Return nothing but the lines from the line with "OCR this image." through the last line of the entries that follow, copied exactly and free of pictures.

▶ _DATASET_:
■ ■ ■ ■ ■ ■ ■

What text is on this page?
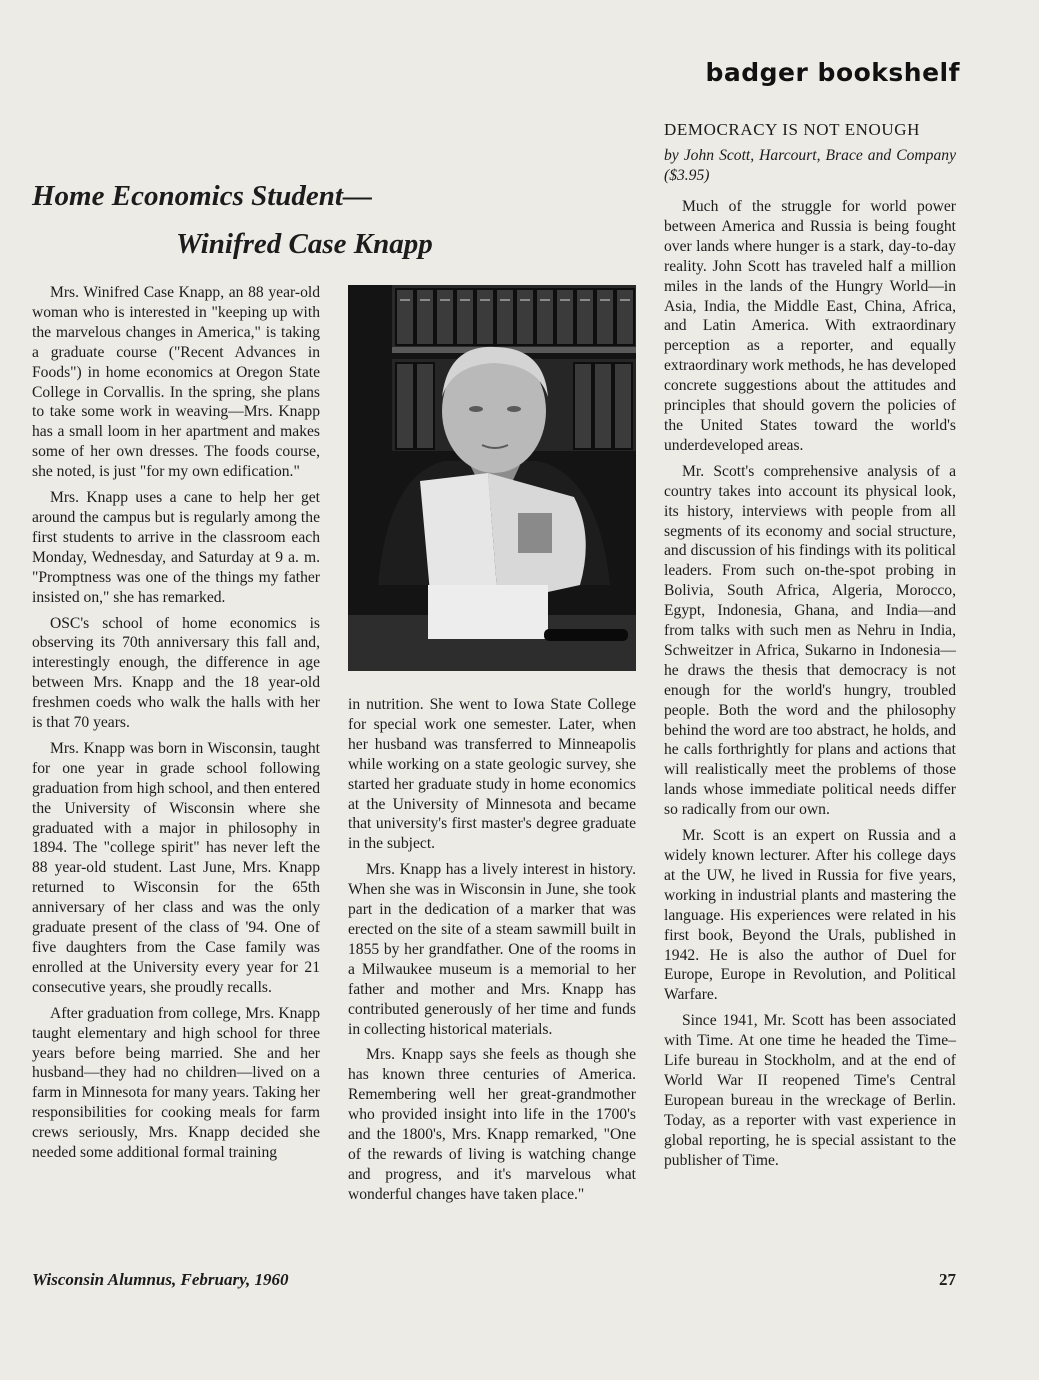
badger bookshelf
DEMOCRACY IS NOT ENOUGH
by John Scott, Harcourt, Brace and Company ($3.95)
Home Economics Student—
Winifred Case Knapp

Mrs. Winifred Case Knapp, an 88 year-old woman who is interested in "keeping up with the marvelous changes in America," is taking a graduate course ("Recent Advances in Foods") in home economics at Oregon State College in Corvallis. In the spring, she plans to take some work in weaving—Mrs. Knapp has a small loom in her apartment and makes some of her own dresses. The foods course, she noted, is just "for my own edification."

Mrs. Knapp uses a cane to help her get around the campus but is regularly among the first students to arrive in the classroom each Monday, Wednesday, and Saturday at 9 a. m. "Promptness was one of the things my father insisted on," she has remarked.

OSC's school of home economics is observing its 70th anniversary this fall and, interestingly enough, the difference in age between Mrs. Knapp and the 18 year-old freshmen coeds who walk the halls with her is that 70 years.

Mrs. Knapp was born in Wisconsin, taught for one year in grade school following graduation from high school, and then entered the University of Wisconsin where she graduated with a major in philosophy in 1894. The "college spirit" has never left the 88 year-old student. Last June, Mrs. Knapp returned to Wisconsin for the 65th anniversary of her class and was the only graduate present of the class of '94. One of five daughters from the Case family was enrolled at the University every year for 21 consecutive years, she proudly recalls.

After graduation from college, Mrs. Knapp taught elementary and high school for three years before being married. She and her husband—they had no children—lived on a farm in Minnesota for many years. Taking her responsibilities for cooking meals for farm crews seriously, Mrs. Knapp decided she needed some additional formal training

in nutrition. She went to Iowa State College for special work one semester. Later, when her husband was transferred to Minneapolis while working on a state geologic survey, she started her graduate study in home economics at the University of Minnesota and became that university's first master's degree graduate in the subject.

Mrs. Knapp has a lively interest in history. When she was in Wisconsin in June, she took part in the dedication of a marker that was erected on the site of a steam sawmill built in 1855 by her grandfather. One of the rooms in a Milwaukee museum is a memorial to her father and mother and Mrs. Knapp has contributed generously of her time and funds in collecting historical materials.

Mrs. Knapp says she feels as though she has known three centuries of America. Remembering well her great-grandmother who provided insight into life in the 1700's and the 1800's, Mrs. Knapp remarked, "One of the rewards of living is watching change and progress, and it's marvelous what wonderful changes have taken place."

Much of the struggle for world power between America and Russia is being fought over lands where hunger is a stark, day-to-day reality. John Scott has traveled half a million miles in the lands of the Hungry World—in Asia, India, the Middle East, China, Africa, and Latin America. With extraordinary perception as a reporter, and equally extraordinary work methods, he has developed concrete suggestions about the attitudes and principles that should govern the policies of the United States toward the world's underdeveloped areas.

Mr. Scott's comprehensive analysis of a country takes into account its physical look, its history, interviews with people from all segments of its economy and social structure, and discussion of his findings with its political leaders. From such on-the-spot probing in Bolivia, South Africa, Algeria, Morocco, Egypt, Indonesia, Ghana, and India—and from talks with such men as Nehru in India, Schweitzer in Africa, Sukarno in Indonesia—he draws the thesis that democracy is not enough for the world's hungry, troubled people. Both the word and the philosophy behind the word are too abstract, he holds, and he calls forthrightly for plans and actions that will realistically meet the problems of those lands whose immediate political needs differ so radically from our own.

Mr. Scott is an expert on Russia and a widely known lecturer. After his college days at the UW, he lived in Russia for five years, working in industrial plants and mastering the language. His experiences were related in his first book, Beyond the Urals, published in 1942. He is also the author of Duel for Europe, Europe in Revolution, and Political Warfare.

Since 1941, Mr. Scott has been associated with Time. At one time he headed the Time–Life bureau in Stockholm, and at the end of World War II reopened Time's Central European bureau in the wreckage of Berlin. Today, as a reporter with vast experience in global reporting, he is special assistant to the publisher of Time.

Wisconsin Alumnus, February, 1960	27
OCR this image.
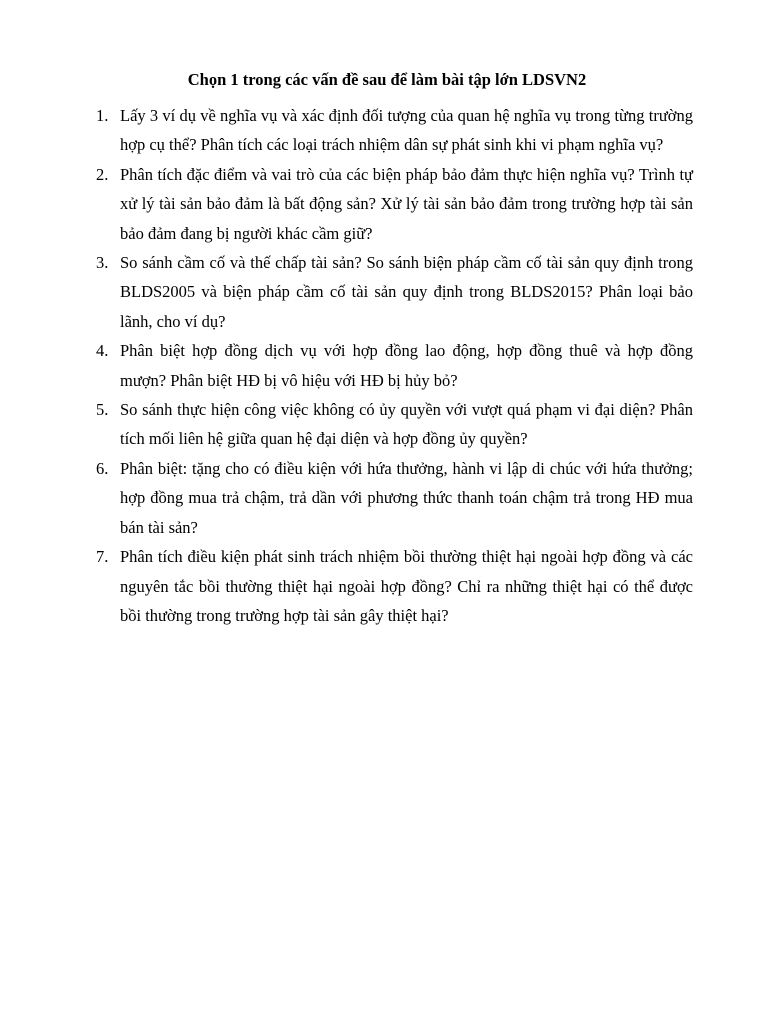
Chọn 1 trong các vấn đề sau để làm bài tập lớn LDSVN2
1. Lấy 3 ví dụ về nghĩa vụ và xác định đối tượng của quan hệ nghĩa vụ trong từng trường hợp cụ thể? Phân tích các loại trách nhiệm dân sự phát sinh khi vi phạm nghĩa vụ?
2. Phân tích đặc điểm và vai trò của các biện pháp bảo đảm thực hiện nghĩa vụ? Trình tự xử lý tài sản bảo đảm là bất động sản? Xử lý tài sản bảo đảm trong trường hợp tài sản bảo đảm đang bị người khác cầm giữ?
3. So sánh cầm cố và thế chấp tài sản? So sánh biện pháp cầm cố tài sản quy định trong BLDS2005 và biện pháp cầm cố tài sản quy định trong BLDS2015? Phân loại bảo lãnh, cho ví dụ?
4. Phân biệt hợp đồng dịch vụ với hợp đồng lao động, hợp đồng thuê và hợp đồng mượn? Phân biệt HĐ bị vô hiệu với HĐ bị hủy bỏ?
5. So sánh thực hiện công việc không có ủy quyền với vượt quá phạm vi đại diện? Phân tích mối liên hệ giữa quan hệ đại diện và hợp đồng ủy quyền?
6. Phân biệt: tặng cho có điều kiện với hứa thưởng, hành vi lập di chúc với hứa thưởng; hợp đồng mua trả chậm, trả dần với phương thức thanh toán chậm trả trong HĐ mua bán tài sản?
7. Phân tích điều kiện phát sinh trách nhiệm bồi thường thiệt hại ngoài hợp đồng và các nguyên tắc bồi thường thiệt hại ngoài hợp đồng? Chỉ ra những thiệt hại có thể được bồi thường trong trường hợp tài sản gây thiệt hại?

■ ■ ■ ■ ■ ■ ■

▶ _THE SOLUTION_:
OCR this image.
Chọn 1 trong các vấn đề sau để làm bài tập lớn LDSVN2
1. Lấy 3 ví dụ về nghĩa vụ và xác định đối tượng của quan hệ nghĩa vụ trong từng trường hợp cụ thể? Phân tích các loại trách nhiệm dân sự phát sinh khi vi phạm nghĩa vụ?
2. Phân tích đặc điểm và vai trò của các biện pháp bảo đảm thực hiện nghĩa vụ? Trình tự xử lý tài sản bảo đảm là bất động sản? Xử lý tài sản bảo đảm trong trường hợp tài sản bảo đảm đang bị người khác cầm giữ?
3. So sánh cầm cố và thế chấp tài sản? So sánh biện pháp cầm cố tài sản quy định trong BLDS2005 và biện pháp cầm cố tài sản quy định trong BLDS2015? Phân loại bảo lãnh, cho ví dụ?
4. Phân biệt hợp đồng dịch vụ với hợp đồng lao động, hợp đồng thuê và hợp đồng mượn? Phân biệt HĐ bị vô hiệu với HĐ bị hủy bỏ?
5. So sánh thực hiện công việc không có ủy quyền với vượt quá phạm vi đại diện? Phân tích mối liên hệ giữa quan hệ đại diện và hợp đồng ủy quyền?
6. Phân biệt: tặng cho có điều kiện với hứa thưởng, hành vi lập di chúc với hứa thưởng; hợp đồng mua trả chậm, trả dần với phương thức thanh toán chậm trả trong HĐ mua bán tài sản?
7. Phân tích điều kiện phát sinh trách nhiệm bồi thường thiệt hại ngoài hợp đồng và các nguyên tắc bồi thường thiệt hại ngoài hợp đồng? Chỉ ra những thiệt hại có thể được bồi thường trong trường hợp tài sản gây thiệt hại?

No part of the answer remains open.